## [AIM]
Pull out every line below holding the word "claims".

# # # # #

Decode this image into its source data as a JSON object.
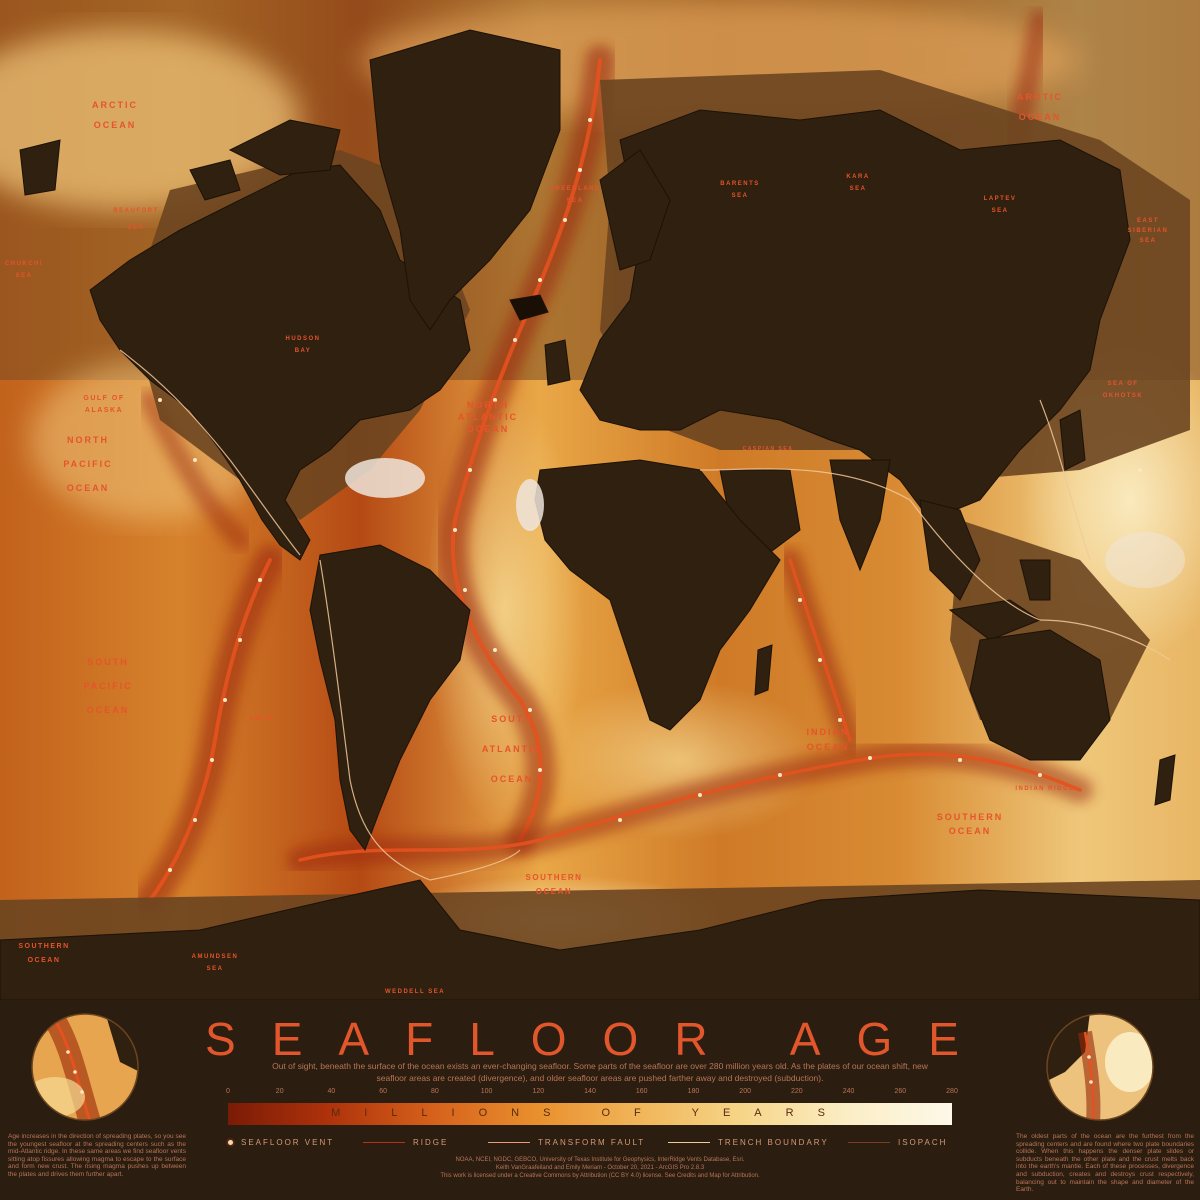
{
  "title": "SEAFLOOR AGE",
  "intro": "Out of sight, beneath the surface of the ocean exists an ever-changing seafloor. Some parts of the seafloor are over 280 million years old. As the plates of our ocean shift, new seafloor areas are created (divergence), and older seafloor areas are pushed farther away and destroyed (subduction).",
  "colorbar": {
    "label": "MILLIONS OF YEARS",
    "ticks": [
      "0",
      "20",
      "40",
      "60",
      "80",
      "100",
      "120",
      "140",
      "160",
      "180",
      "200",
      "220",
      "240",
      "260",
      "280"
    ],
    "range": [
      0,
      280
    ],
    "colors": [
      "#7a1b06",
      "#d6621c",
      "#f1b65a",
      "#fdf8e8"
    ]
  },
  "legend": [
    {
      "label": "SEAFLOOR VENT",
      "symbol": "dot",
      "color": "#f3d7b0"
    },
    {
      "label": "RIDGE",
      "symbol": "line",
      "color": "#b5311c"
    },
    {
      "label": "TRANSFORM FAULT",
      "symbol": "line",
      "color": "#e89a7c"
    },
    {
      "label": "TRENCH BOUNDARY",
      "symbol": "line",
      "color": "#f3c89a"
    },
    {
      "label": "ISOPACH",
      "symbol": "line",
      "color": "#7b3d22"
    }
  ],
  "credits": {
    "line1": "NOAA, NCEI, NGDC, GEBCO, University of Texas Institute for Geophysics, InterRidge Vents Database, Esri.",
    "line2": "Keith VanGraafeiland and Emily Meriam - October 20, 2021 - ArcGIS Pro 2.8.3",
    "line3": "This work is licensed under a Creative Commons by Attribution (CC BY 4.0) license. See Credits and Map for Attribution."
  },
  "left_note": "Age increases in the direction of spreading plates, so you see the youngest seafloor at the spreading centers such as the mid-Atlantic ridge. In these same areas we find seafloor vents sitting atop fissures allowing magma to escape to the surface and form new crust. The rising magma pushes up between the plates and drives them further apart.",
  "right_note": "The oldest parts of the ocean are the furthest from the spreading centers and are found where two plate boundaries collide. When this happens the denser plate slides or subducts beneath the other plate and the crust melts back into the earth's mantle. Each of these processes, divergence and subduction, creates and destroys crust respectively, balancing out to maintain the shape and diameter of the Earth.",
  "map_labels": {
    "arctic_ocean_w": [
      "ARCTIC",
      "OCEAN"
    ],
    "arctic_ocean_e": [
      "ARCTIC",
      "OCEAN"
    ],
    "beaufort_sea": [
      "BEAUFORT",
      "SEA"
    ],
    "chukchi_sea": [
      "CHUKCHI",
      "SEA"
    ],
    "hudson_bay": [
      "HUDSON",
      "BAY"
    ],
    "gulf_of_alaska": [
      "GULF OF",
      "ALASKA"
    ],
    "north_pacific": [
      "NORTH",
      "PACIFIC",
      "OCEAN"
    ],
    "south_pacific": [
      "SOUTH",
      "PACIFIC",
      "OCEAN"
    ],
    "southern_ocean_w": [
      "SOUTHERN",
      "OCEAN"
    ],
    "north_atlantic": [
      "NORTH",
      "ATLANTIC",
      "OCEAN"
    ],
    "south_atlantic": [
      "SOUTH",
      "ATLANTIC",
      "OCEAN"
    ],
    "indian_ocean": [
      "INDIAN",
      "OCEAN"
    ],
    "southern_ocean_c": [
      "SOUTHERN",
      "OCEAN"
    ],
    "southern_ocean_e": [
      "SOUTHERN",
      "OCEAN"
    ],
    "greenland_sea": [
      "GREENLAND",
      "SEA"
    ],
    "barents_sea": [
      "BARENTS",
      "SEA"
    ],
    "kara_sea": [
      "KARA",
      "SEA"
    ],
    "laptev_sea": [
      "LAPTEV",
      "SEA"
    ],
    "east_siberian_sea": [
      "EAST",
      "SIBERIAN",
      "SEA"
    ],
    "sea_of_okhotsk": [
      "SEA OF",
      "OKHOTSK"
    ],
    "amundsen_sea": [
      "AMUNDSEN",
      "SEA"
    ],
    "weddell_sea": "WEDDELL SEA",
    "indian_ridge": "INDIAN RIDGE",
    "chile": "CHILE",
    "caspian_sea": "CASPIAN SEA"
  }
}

# # # # #

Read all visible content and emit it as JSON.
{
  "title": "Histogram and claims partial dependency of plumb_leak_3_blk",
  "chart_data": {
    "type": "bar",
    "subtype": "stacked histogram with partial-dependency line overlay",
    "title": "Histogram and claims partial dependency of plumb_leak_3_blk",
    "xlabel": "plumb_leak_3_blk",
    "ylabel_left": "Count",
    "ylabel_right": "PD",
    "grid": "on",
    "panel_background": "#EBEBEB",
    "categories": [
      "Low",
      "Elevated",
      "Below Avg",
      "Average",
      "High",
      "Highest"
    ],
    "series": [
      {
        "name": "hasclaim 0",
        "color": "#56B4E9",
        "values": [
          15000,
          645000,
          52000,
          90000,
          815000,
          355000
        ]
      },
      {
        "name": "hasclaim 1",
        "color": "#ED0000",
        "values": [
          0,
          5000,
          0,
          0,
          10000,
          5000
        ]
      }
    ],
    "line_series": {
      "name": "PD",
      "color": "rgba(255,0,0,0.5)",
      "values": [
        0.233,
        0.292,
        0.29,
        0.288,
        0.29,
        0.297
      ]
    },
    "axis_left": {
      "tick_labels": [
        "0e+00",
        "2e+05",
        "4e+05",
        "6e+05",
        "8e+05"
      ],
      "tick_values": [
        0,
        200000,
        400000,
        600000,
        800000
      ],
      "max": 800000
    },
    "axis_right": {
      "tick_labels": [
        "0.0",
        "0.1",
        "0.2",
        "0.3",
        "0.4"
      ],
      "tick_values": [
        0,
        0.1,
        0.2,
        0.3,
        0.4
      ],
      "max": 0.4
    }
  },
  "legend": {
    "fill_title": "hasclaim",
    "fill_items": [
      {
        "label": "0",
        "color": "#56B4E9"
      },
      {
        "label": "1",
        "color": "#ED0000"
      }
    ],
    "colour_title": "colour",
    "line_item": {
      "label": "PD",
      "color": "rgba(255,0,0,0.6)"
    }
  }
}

# # # # #

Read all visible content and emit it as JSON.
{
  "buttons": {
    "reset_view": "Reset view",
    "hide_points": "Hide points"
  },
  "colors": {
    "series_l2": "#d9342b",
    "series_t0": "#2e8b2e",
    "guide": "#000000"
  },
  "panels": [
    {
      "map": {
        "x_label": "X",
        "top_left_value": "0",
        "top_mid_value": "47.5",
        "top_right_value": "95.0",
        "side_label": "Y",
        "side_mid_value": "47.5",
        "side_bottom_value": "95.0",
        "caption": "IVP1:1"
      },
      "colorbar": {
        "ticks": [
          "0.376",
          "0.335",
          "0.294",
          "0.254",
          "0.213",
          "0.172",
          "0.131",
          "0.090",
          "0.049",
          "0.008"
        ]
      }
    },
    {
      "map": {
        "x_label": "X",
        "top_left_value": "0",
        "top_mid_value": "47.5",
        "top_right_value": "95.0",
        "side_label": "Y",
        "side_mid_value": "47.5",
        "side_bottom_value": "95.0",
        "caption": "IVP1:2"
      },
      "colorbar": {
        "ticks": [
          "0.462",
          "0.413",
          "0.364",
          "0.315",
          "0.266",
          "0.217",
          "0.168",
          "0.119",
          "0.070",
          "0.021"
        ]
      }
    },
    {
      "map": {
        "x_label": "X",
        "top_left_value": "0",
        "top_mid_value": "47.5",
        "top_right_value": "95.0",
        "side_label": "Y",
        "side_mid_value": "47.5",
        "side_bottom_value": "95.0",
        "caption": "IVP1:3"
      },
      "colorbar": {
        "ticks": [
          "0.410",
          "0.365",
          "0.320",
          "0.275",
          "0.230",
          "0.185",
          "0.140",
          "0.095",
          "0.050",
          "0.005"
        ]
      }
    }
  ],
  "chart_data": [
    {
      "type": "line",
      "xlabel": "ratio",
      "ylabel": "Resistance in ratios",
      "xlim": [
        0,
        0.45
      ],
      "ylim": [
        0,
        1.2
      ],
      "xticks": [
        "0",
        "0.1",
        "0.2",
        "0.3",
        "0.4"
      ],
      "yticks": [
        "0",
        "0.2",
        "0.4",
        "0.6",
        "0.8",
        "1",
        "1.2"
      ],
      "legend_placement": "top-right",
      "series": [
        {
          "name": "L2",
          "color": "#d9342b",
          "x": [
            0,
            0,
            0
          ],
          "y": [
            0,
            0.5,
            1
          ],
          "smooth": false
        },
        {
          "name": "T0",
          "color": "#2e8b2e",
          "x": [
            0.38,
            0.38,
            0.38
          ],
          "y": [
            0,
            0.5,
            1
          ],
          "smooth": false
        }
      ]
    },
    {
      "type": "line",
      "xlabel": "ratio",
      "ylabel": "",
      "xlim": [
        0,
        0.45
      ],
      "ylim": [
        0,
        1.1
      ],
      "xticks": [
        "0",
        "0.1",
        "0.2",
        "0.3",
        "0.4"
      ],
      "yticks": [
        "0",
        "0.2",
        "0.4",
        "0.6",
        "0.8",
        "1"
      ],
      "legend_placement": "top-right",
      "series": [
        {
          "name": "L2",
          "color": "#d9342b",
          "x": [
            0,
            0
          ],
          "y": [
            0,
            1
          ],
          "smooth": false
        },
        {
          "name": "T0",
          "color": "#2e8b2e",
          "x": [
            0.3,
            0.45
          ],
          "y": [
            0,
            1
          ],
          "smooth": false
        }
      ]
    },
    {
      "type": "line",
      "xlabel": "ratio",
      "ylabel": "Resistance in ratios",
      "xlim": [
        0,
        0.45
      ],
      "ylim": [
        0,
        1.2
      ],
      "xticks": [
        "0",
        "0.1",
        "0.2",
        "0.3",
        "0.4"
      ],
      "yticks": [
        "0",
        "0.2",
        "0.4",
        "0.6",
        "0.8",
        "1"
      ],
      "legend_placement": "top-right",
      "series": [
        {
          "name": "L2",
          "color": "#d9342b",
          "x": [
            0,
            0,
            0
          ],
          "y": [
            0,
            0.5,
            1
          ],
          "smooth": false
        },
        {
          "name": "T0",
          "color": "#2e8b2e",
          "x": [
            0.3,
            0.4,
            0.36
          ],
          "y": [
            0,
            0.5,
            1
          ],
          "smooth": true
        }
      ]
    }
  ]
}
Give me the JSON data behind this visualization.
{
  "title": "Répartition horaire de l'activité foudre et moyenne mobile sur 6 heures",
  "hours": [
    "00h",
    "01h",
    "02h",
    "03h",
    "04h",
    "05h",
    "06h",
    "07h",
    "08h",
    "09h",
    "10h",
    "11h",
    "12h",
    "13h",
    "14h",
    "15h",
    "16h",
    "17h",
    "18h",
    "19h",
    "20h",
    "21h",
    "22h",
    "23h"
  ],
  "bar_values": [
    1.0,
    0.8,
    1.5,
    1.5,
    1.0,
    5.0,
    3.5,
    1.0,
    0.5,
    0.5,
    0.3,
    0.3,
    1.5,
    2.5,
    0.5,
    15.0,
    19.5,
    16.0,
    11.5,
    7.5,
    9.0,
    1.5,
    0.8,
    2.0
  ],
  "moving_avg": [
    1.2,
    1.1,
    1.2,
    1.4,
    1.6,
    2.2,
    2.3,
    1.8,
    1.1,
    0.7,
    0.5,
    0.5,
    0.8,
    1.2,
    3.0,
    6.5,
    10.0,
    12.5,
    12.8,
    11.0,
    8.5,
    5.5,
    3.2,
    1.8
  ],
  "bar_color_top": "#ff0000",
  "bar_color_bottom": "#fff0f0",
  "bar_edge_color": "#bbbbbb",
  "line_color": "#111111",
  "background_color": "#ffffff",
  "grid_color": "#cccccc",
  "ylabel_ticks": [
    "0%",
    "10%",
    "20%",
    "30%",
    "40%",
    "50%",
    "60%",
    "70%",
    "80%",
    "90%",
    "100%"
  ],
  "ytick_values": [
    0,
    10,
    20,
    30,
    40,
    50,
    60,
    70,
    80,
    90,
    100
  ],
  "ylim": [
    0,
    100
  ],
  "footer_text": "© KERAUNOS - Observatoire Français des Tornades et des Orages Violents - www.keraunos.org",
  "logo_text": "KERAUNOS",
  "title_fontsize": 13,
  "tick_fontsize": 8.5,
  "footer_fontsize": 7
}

# # # # #

## [OUTPUT FOR THIS TASK]
  "title": "Histogram and claims partial dependency of plumb_leak_3_blk",
    "title": "Histogram and claims partial dependency of plumb_leak_3_blk",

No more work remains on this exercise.